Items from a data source

<<<<

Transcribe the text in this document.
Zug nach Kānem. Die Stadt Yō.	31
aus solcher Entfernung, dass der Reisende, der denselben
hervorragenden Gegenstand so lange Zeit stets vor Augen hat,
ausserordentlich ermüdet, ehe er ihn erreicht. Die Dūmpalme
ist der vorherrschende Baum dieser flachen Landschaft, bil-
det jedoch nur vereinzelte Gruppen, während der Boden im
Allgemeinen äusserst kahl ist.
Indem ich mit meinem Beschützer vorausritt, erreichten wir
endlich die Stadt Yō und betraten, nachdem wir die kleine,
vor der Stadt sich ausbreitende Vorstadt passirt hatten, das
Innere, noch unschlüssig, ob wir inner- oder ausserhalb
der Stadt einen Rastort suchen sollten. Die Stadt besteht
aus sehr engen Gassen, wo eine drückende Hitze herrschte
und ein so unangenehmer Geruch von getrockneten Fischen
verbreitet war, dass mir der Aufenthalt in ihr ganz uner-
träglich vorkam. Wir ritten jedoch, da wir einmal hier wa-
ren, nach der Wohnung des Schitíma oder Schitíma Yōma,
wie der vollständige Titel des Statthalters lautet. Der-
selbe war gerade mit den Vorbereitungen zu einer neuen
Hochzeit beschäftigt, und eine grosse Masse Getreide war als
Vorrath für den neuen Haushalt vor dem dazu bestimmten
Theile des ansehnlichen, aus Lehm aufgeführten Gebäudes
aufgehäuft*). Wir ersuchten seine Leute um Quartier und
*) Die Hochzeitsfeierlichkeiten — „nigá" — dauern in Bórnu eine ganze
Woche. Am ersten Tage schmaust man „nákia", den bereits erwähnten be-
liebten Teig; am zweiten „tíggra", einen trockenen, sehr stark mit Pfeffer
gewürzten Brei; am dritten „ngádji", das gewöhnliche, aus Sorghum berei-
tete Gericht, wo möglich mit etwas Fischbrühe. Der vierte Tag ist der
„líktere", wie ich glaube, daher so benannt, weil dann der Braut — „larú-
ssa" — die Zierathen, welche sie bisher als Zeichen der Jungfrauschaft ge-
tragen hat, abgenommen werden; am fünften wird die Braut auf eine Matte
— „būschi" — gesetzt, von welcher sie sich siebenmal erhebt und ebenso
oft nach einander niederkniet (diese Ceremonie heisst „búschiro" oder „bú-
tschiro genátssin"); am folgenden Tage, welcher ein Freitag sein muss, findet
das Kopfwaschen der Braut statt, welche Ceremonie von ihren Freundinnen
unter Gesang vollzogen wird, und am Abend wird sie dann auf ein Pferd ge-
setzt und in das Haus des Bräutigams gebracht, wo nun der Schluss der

>>>>

- Instructions to follow -
For each line above that holds the string "welcher", provide a copy of that line.

- Solution for this exercise -
— „būschi" — gesetzt, von welcher sie sich siebenmal erhebt und ebenso
tschiro genátssin"); am folgenden Tage, welcher ein Freitag sein muss, findet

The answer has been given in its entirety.